▸ **RAW RECORDS**
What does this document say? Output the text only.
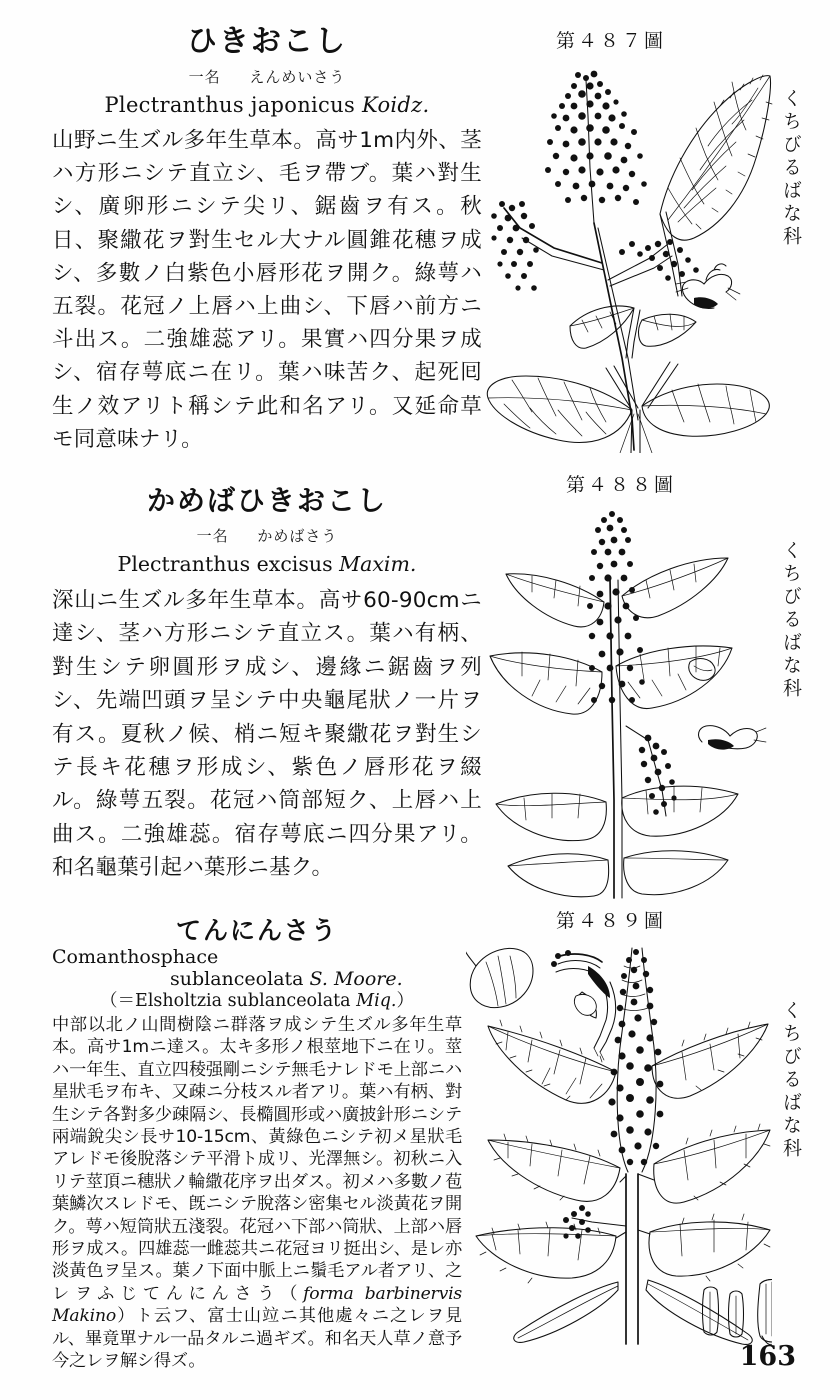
ひきおこし
一名 えんめいさう
Plectranthus japonicus Koidz.
山野ニ生ズル多年生草本。高サ1m内外、茎ハ方形ニシテ直立シ、毛ヲ帶ブ。葉ハ對生シ、廣卵形ニシテ尖リ、鋸齒ヲ有ス。秋日、聚繖花ヲ對生セル大ナル圓錐花穗ヲ成シ、多數ノ白紫色小唇形花ヲ開ク。綠萼ハ五裂。花冠ノ上唇ハ上曲シ、下唇ハ前方ニ斗出ス。二強雄蕊アリ。果實ハ四分果ヲ成シ、宿存萼底ニ在リ。葉ハ味苦ク、起死囘生ノ效アリト稱シテ此和名アリ。又延命草モ同意味ナリ。
第４８７圖
くちびるばな科
かめばひきおこし
一名 かめばさう
Plectranthus excisus Maxim.
深山ニ生ズル多年生草本。高サ60-90cmニ達シ、茎ハ方形ニシテ直立ス。葉ハ有柄、對生シテ卵圓形ヲ成シ、邊緣ニ鋸齒ヲ列シ、先端凹頭ヲ呈シテ中央龜尾狀ノ一片ヲ有ス。夏秋ノ候、梢ニ短キ聚繖花ヲ對生シテ長キ花穗ヲ形成シ、紫色ノ唇形花ヲ綴ル。綠萼五裂。花冠ハ筒部短ク、上唇ハ上曲ス。二強雄蕊。宿存萼底ニ四分果アリ。和名龜葉引起ハ葉形ニ基ク。
第４８８圖
くちびるばな科
てんにんさう
Comanthosphace
sublanceolata S. Moore.
（＝Elsholtzia sublanceolata Miq.）
中部以北ノ山間樹陰ニ群落ヲ成シテ生ズル多年生草本。高サ1mニ達ス。太キ多形ノ根莖地下ニ在リ。莖ハ一年生、直立四稜强剛ニシテ無毛ナレドモ上部ニハ星狀毛ヲ布キ、又疎ニ分枝スル者アリ。葉ハ有柄、對生シテ各對多少疎隔シ、長橢圓形或ハ廣披針形ニシテ兩端銳尖シ長サ10-15cm、黃綠色ニシテ初メ星狀毛アレドモ後脫落シテ平滑ト成リ、光澤無シ。初秋ニ入リテ莖頂ニ穗狀ノ輪繖花序ヲ出ダス。初メハ多數ノ苞葉鱗次スレドモ、旣ニシテ脫落シ密集セル淡黃花ヲ開ク。萼ハ短筒狀五淺裂。花冠ハ下部ハ筒狀、上部ハ唇形ヲ成ス。四雄蕊一雌蕊共ニ花冠ヨリ挺出シ、是レ亦淡黃色ヲ呈ス。葉ノ下面中脈上ニ鬚毛アル者アリ、之レヲふじてんにんさう（forma barbinervis Makino）ト云フ、富士山竝ニ其他處々ニ之レヲ見ル、畢竟單ナル一品タルニ過ギズ。和名天人草ノ意予今之レヲ解シ得ズ。
第４８９圖
くちびるばな科
163
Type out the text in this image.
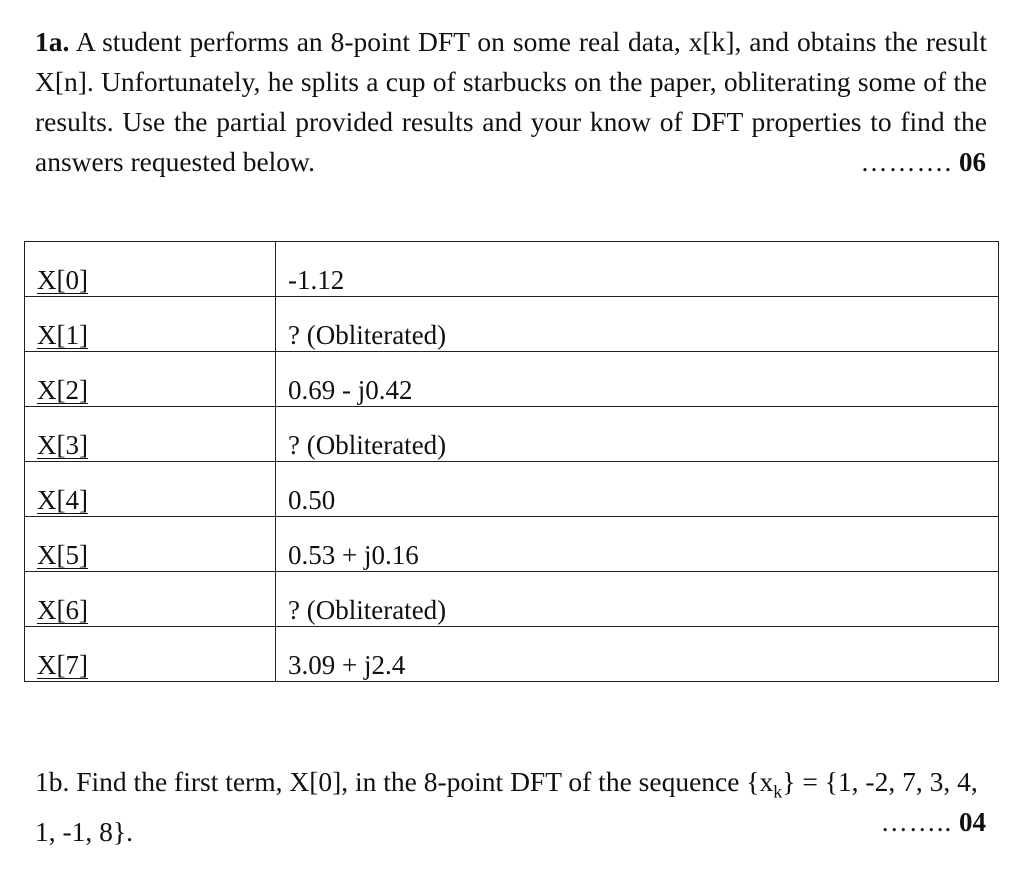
1a. A student performs an 8-point DFT on some real data, x[k], and obtains the result X[n]. Unfortunately, he splits a cup of starbucks on the paper, obliterating some of the results. Use the partial provided results and your know of DFT properties to find the answers requested below.	………. 06
X[0]	-1.12
X[1]	? (Obliterated)
X[2]	0.69 - j0.42
X[3]	? (Obliterated)
X[4]	0.50
X[5]	0.53 + j0.16
X[6]	? (Obliterated)
X[7]	3.09 + j2.4
1b. Find the first term, X[0], in the 8-point DFT of the sequence $\{x_k\} = \{1$, -2, 7, 3, 4, 1, -1, 8}.	…….. 04
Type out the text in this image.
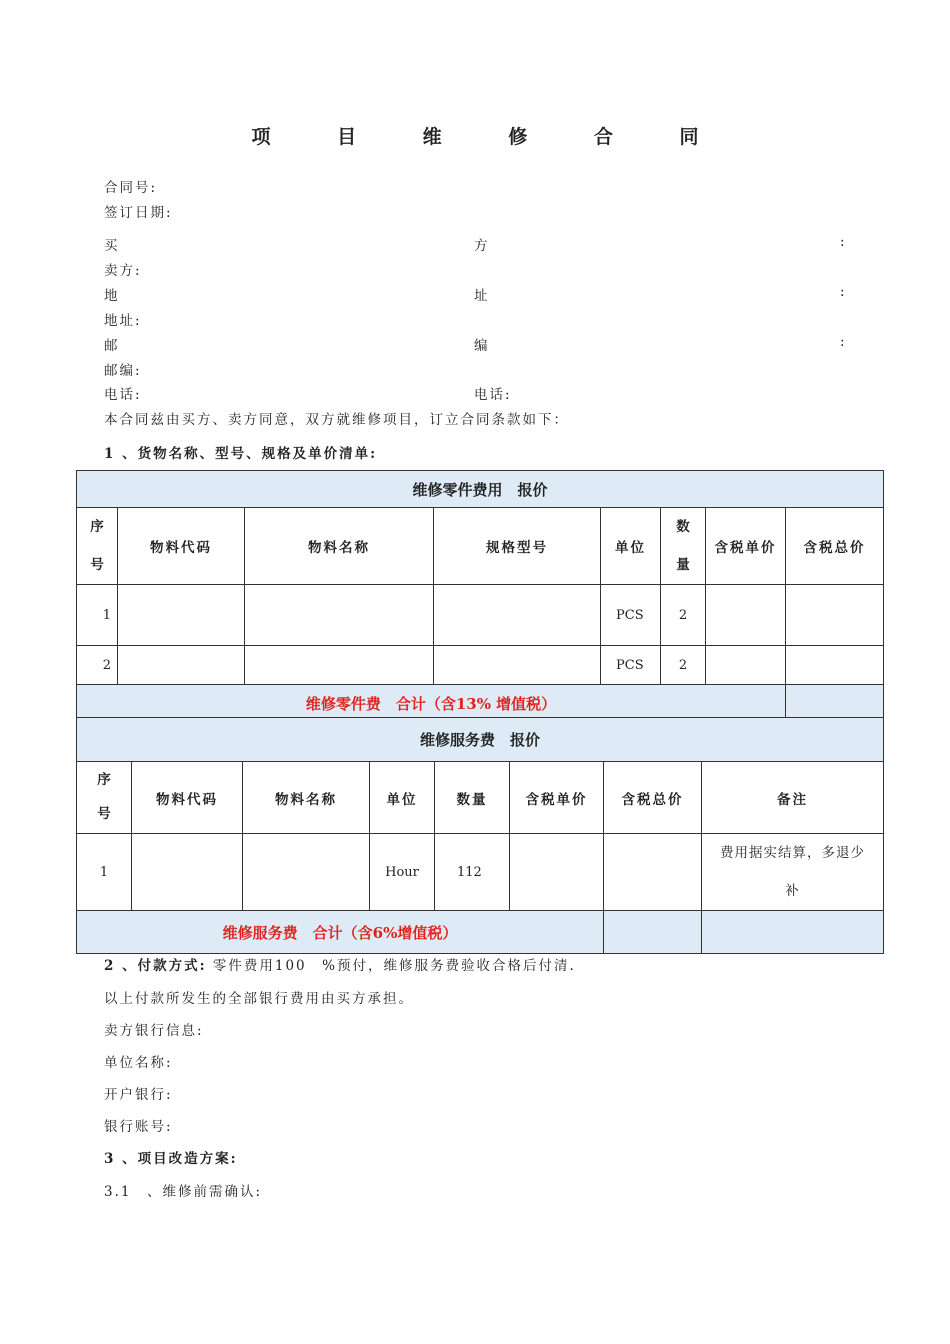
项 目 维 修 合 同
合同号:
签订日期:
买	方	:
卖方:
地	址	:
地址:
邮	编	:
邮编:
电话:	电话:
本合同兹由买方、卖方同意，双方就维修项目，订立合同条款如下：
1 、货物名称、型号、规格及单价清单:
维修零件费用　报价							
序号	物料代码	物料名称	规格型号	单位	数量	含税单价	含税总价
1				PCS	2		
2				PCS	2		
维修零件费　合计（含13% 增值税）							
维修服务费　报价							
序号	物料代码	物料名称	单位	数量	含税单价	含税总价	备注
1			Hour	112			费用据实结算，多退少
补

维修服务费　合计（含6%增值税）							
2 、付款方式: 零件费用100　%预付，维修服务费验收合格后付清.
以上付款所发生的全部银行费用由买方承担。
卖方银行信息:
单位名称:
开户银行:
银行账号:
3 、项目改造方案:
3.1　、维修前需确认:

▸ **YOUR INSTRUCTIONS**
Gather all lines with the string "Plectranthus" from the data.

▸ **ANSWER TO THIS TASK**
Plectranthus japonicus Koidz.
Plectranthus excisus Maxim.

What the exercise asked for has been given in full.